* **STORED DATA**:
◆ ◆ ◆ ◆ ◆ ◆ ◆

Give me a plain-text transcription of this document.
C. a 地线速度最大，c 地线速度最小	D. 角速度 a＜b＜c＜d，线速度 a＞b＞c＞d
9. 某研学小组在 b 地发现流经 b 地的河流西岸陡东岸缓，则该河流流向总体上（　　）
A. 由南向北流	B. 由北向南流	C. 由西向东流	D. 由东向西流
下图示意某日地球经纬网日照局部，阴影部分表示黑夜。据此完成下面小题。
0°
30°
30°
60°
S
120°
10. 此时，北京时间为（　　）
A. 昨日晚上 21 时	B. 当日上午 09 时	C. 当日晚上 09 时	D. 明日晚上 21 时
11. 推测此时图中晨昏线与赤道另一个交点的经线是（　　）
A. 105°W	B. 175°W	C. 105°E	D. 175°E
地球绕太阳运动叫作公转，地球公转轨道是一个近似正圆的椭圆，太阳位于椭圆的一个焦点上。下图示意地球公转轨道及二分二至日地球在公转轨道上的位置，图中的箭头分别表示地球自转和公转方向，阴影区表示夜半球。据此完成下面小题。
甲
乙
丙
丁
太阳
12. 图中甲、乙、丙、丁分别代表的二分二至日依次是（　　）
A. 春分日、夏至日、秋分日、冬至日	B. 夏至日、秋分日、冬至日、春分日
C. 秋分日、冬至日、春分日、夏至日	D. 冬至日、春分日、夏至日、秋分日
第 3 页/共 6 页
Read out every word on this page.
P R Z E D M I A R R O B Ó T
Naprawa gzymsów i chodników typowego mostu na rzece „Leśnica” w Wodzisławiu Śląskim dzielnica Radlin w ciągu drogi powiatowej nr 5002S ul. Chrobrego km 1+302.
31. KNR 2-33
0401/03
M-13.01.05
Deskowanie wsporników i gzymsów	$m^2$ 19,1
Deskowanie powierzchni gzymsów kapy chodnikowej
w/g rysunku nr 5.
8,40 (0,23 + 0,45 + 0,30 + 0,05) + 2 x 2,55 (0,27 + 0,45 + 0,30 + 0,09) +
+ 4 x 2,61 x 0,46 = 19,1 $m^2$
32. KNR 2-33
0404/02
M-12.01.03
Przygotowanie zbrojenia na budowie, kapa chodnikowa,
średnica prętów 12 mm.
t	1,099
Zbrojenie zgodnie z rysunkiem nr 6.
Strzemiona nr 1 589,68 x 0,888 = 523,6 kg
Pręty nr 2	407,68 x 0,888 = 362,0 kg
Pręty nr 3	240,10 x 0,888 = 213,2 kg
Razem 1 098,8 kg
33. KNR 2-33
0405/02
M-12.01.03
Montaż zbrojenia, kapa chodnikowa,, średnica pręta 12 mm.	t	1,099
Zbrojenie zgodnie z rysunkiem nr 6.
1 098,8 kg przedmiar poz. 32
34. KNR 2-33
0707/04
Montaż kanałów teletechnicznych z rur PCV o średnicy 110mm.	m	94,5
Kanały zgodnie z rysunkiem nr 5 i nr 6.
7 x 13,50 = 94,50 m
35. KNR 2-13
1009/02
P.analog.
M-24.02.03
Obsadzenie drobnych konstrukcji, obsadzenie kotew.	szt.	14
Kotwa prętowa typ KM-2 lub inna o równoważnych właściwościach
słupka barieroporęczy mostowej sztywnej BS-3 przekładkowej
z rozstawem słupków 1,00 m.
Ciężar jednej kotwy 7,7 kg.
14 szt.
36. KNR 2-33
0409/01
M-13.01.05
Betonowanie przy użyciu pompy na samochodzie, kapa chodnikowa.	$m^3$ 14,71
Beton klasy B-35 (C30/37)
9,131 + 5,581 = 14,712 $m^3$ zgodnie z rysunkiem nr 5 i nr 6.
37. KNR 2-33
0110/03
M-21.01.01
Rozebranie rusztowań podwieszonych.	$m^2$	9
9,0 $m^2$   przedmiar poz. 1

◆ ◆ ◆ ◆ ◆ ◆ ◆

* **WHAT YOU HAVE TO DO**: Write the material out again in its entirety, exactly as shown.

* **ANSWER FOR THIS EXERCISE**:
Give me a plain-text transcription of this document.
C. a 地线速度最大，c 地线速度最小	D. 角速度 a＜b＜c＜d，线速度 a＞b＞c＞d
9. 某研学小组在 b 地发现流经 b 地的河流西岸陡东岸缓，则该河流流向总体上（　　）
A. 由南向北流	B. 由北向南流	C. 由西向东流	D. 由东向西流
下图示意某日地球经纬网日照局部，阴影部分表示黑夜。据此完成下面小题。
0°
30°
30°
60°
S
120°
10. 此时，北京时间为（　　）
A. 昨日晚上 21 时	B. 当日上午 09 时	C. 当日晚上 09 时	D. 明日晚上 21 时
11. 推测此时图中晨昏线与赤道另一个交点的经线是（　　）
A. 105°W	B. 175°W	C. 105°E	D. 175°E
地球绕太阳运动叫作公转，地球公转轨道是一个近似正圆的椭圆，太阳位于椭圆的一个焦点上。下图示意地球公转轨道及二分二至日地球在公转轨道上的位置，图中的箭头分别表示地球自转和公转方向，阴影区表示夜半球。据此完成下面小题。
甲
乙
丙
丁
太阳
12. 图中甲、乙、丙、丁分别代表的二分二至日依次是（　　）
A. 春分日、夏至日、秋分日、冬至日	B. 夏至日、秋分日、冬至日、春分日
C. 秋分日、冬至日、春分日、夏至日	D. 冬至日、春分日、夏至日、秋分日
第 3 页/共 6 页
Read out every word on this page.
P R Z E D M I A R R O B Ó T
Naprawa gzymsów i chodników typowego mostu na rzece „Leśnica” w Wodzisławiu Śląskim dzielnica Radlin w ciągu drogi powiatowej nr 5002S ul. Chrobrego km 1+302.
31. KNR 2-33
0401/03
M-13.01.05
Deskowanie wsporników i gzymsów	$m^2$ 19,1
Deskowanie powierzchni gzymsów kapy chodnikowej
w/g rysunku nr 5.
8,40 (0,23 + 0,45 + 0,30 + 0,05) + 2 x 2,55 (0,27 + 0,45 + 0,30 + 0,09) +
+ 4 x 2,61 x 0,46 = 19,1 $m^2$
32. KNR 2-33
0404/02
M-12.01.03
Przygotowanie zbrojenia na budowie, kapa chodnikowa,
średnica prętów 12 mm.
t	1,099
Zbrojenie zgodnie z rysunkiem nr 6.
Strzemiona nr 1 589,68 x 0,888 = 523,6 kg
Pręty nr 2	407,68 x 0,888 = 362,0 kg
Pręty nr 3	240,10 x 0,888 = 213,2 kg
Razem 1 098,8 kg
33. KNR 2-33
0405/02
M-12.01.03
Montaż zbrojenia, kapa chodnikowa,, średnica pręta 12 mm.	t	1,099
Zbrojenie zgodnie z rysunkiem nr 6.
1 098,8 kg przedmiar poz. 32
34. KNR 2-33
0707/04
Montaż kanałów teletechnicznych z rur PCV o średnicy 110mm.	m	94,5
Kanały zgodnie z rysunkiem nr 5 i nr 6.
7 x 13,50 = 94,50 m
35. KNR 2-13
1009/02
P.analog.
M-24.02.03
Obsadzenie drobnych konstrukcji, obsadzenie kotew.	szt.	14
Kotwa prętowa typ KM-2 lub inna o równoważnych właściwościach
słupka barieroporęczy mostowej sztywnej BS-3 przekładkowej
z rozstawem słupków 1,00 m.
Ciężar jednej kotwy 7,7 kg.
14 szt.
36. KNR 2-33
0409/01
M-13.01.05
Betonowanie przy użyciu pompy na samochodzie, kapa chodnikowa.	$m^3$ 14,71
Beton klasy B-35 (C30/37)
9,131 + 5,581 = 14,712 $m^3$ zgodnie z rysunkiem nr 5 i nr 6.
37. KNR 2-33
0110/03
M-21.01.01
Rozebranie rusztowań podwieszonych.	$m^2$	9
9,0 $m^2$   przedmiar poz. 1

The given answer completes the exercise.